Dataset entries:
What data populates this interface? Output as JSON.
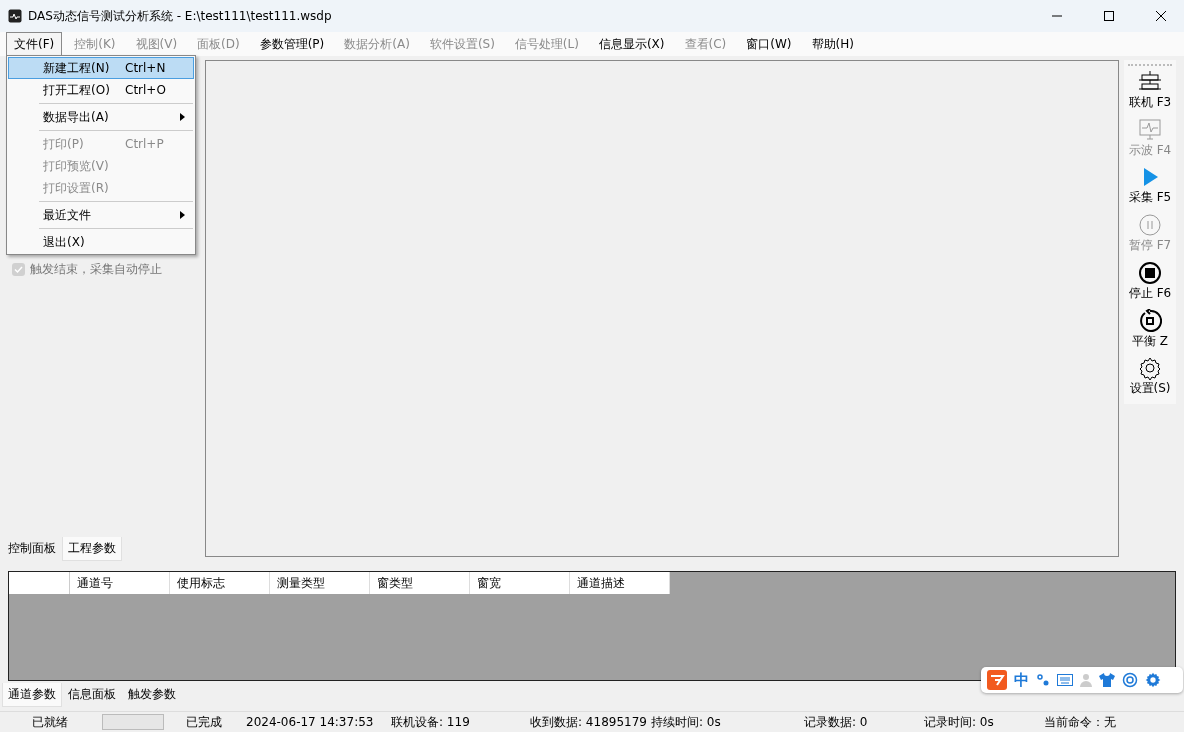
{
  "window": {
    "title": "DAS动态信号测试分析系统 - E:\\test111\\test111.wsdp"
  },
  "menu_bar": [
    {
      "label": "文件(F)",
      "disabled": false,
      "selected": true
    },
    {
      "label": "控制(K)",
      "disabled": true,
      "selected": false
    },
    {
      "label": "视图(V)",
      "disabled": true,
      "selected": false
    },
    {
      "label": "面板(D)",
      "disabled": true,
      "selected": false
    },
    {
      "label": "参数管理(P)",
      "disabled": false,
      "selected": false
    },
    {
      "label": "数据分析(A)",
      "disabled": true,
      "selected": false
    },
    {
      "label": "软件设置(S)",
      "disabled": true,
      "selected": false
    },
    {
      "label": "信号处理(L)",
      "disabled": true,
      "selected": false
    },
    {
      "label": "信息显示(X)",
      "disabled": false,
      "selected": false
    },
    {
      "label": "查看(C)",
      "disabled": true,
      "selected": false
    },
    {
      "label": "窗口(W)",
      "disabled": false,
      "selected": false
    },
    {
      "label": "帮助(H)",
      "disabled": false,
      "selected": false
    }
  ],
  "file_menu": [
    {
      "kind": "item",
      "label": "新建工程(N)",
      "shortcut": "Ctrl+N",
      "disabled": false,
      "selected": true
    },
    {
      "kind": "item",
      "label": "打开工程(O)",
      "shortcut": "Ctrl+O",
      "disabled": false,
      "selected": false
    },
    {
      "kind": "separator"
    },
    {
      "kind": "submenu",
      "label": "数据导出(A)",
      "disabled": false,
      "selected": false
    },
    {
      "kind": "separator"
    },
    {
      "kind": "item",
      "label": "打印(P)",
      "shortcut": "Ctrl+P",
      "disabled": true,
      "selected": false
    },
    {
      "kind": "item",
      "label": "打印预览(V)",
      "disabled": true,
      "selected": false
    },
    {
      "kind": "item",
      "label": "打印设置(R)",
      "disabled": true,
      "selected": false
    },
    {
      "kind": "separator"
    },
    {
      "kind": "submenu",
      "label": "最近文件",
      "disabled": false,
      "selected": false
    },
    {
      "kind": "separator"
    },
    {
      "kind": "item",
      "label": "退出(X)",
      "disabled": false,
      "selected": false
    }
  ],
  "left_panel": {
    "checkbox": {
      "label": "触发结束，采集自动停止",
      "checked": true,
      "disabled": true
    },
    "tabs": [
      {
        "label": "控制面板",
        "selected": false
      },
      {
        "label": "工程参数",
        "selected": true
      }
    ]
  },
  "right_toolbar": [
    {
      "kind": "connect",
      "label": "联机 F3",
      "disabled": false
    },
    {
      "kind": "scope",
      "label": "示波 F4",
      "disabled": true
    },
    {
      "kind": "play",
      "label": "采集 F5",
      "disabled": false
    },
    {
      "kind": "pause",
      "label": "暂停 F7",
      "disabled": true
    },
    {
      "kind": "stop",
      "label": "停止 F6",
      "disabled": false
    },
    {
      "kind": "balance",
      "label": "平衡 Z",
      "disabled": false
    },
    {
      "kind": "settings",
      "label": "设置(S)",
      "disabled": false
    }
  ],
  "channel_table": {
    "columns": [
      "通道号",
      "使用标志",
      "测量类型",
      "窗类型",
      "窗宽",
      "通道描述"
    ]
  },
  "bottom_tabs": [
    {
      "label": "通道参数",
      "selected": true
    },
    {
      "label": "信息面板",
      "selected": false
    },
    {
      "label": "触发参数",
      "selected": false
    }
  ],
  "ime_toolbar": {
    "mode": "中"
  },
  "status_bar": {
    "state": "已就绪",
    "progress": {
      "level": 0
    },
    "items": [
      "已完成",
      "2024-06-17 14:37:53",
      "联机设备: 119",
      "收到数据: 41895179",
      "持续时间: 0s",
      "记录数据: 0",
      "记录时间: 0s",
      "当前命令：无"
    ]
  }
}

What the exercise asks:
From the entries, copy out each line containing the word "Ctrl".

Final result:
      "shortcut": "Ctrl+N",
      "shortcut": "Ctrl+O",
      "shortcut": "Ctrl+P",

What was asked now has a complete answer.